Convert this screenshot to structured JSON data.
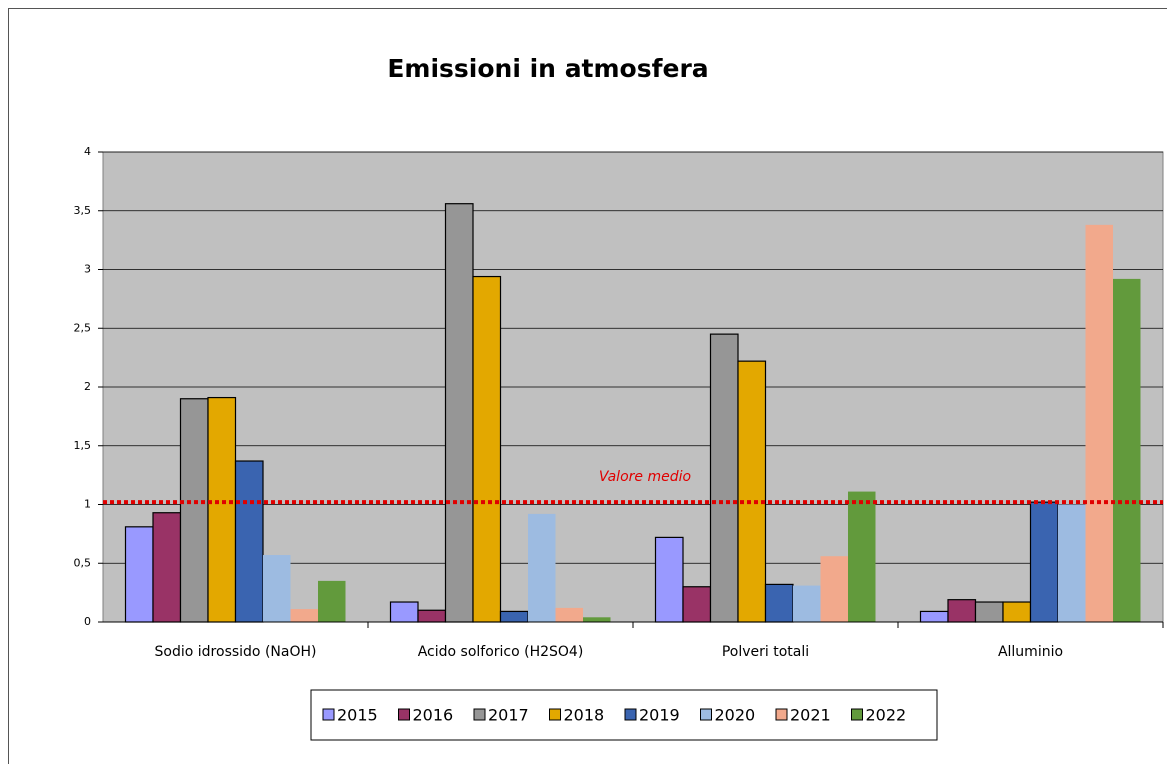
{
  "chart_data": {
    "type": "bar",
    "title": "Emissioni in atmosfera",
    "categories": [
      "Sodio idrossido (NaOH)",
      "Acido solforico (H2SO4)",
      "Polveri totali",
      "Alluminio"
    ],
    "series": [
      {
        "name": "2015",
        "color": "#9999ff",
        "values": [
          0.81,
          0.17,
          0.72,
          0.09
        ]
      },
      {
        "name": "2016",
        "color": "#993366",
        "values": [
          0.93,
          0.1,
          0.3,
          0.19
        ]
      },
      {
        "name": "2017",
        "color": "#969696",
        "values": [
          1.9,
          3.56,
          2.45,
          0.17
        ]
      },
      {
        "name": "2018",
        "color": "#e3a800",
        "values": [
          1.91,
          2.94,
          2.22,
          0.17
        ]
      },
      {
        "name": "2019",
        "color": "#3a64b0",
        "values": [
          1.37,
          0.09,
          0.32,
          1.02
        ]
      },
      {
        "name": "2020",
        "color": "#9dbbe1",
        "values": [
          0.57,
          0.92,
          0.31,
          1.0
        ]
      },
      {
        "name": "2021",
        "color": "#f2a98c",
        "values": [
          0.11,
          0.12,
          0.56,
          3.38
        ]
      },
      {
        "name": "2022",
        "color": "#629a3c",
        "values": [
          0.35,
          0.04,
          1.11,
          2.92
        ]
      }
    ],
    "reference_line": {
      "value": 1.02,
      "label": "Valore medio",
      "color": "#e00000"
    },
    "ylim": [
      0,
      4
    ],
    "yticks": [
      0,
      {
        "value": 0.5,
        "label": "0,5"
      },
      1,
      {
        "value": 1.5,
        "label": "1,5"
      },
      2,
      {
        "value": 2.5,
        "label": "2,5"
      },
      3,
      {
        "value": 3.5,
        "label": "3,5"
      },
      4
    ],
    "grid": true,
    "legend": "bottom"
  }
}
════════
WORK INSTRUCTIONS: Which lines above hold the word "color"? Copy each of them.

FULL ANSWER:
        "color": "#9999ff",
        "color": "#993366",
        "color": "#969696",
        "color": "#e3a800",
        "color": "#3a64b0",
        "color": "#9dbbe1",
        "color": "#f2a98c",
        "color": "#629a3c",
      "color": "#e00000"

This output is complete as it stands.